→ TASK OBJECTIVE
Copy all lines holding the word "JSON" from the entries.

→ STORED DATA
• • •
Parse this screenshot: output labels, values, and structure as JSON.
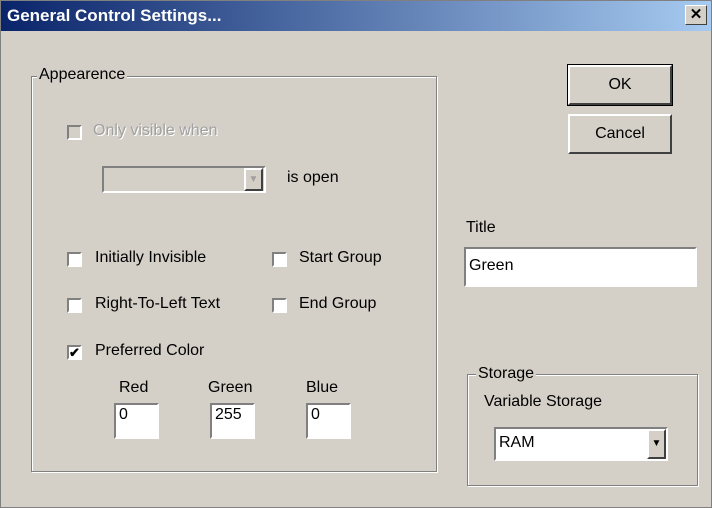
{
  "title_bar": {
    "title": "General Control Settings...",
    "close_glyph": "✕"
  },
  "appearance": {
    "legend": "Appearence",
    "only_visible_label": "Only visible when",
    "only_visible_checked": false,
    "dropdown_value": "",
    "is_open_label": "is open",
    "initially_invisible": {
      "label": "Initially Invisible",
      "checked": false
    },
    "start_group": {
      "label": "Start Group",
      "checked": false
    },
    "right_to_left": {
      "label": "Right-To-Left Text",
      "checked": false
    },
    "end_group": {
      "label": "End Group",
      "checked": false
    },
    "preferred_color": {
      "label": "Preferred Color",
      "checked": true,
      "mark": "✔"
    },
    "red": {
      "label": "Red",
      "value": "0"
    },
    "green": {
      "label": "Green",
      "value": "255"
    },
    "blue": {
      "label": "Blue",
      "value": "0"
    }
  },
  "buttons": {
    "ok": "OK",
    "cancel": "Cancel"
  },
  "title_field": {
    "label": "Title",
    "value": "Green"
  },
  "storage": {
    "legend": "Storage",
    "variable_label": "Variable Storage",
    "selected": "RAM",
    "arrow_glyph": "▼"
  }
}
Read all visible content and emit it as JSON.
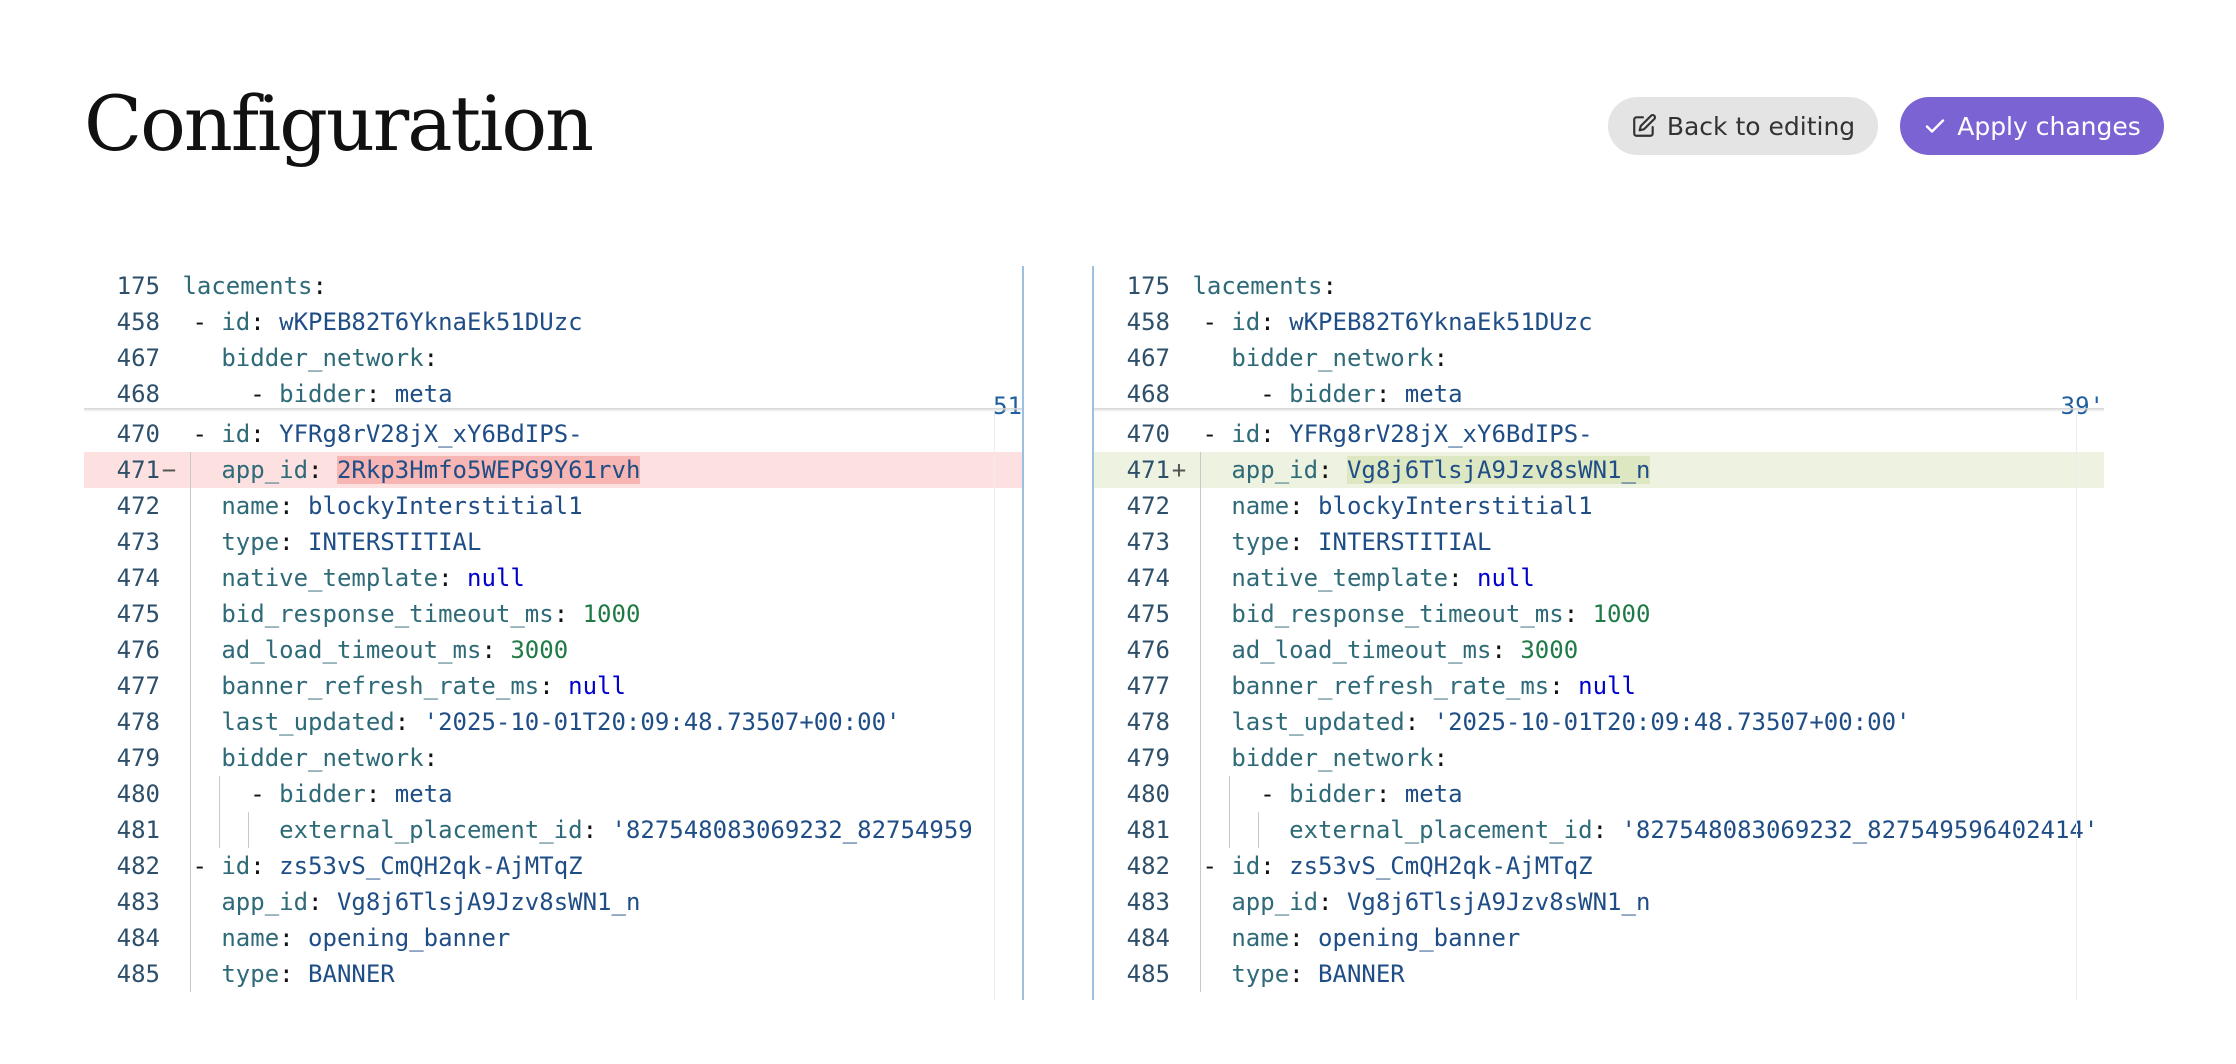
• • •
→ RESPONSE
Parse this screenshot: output labels, values, and structure as JSON.
Read all visible content and emit it as JSON.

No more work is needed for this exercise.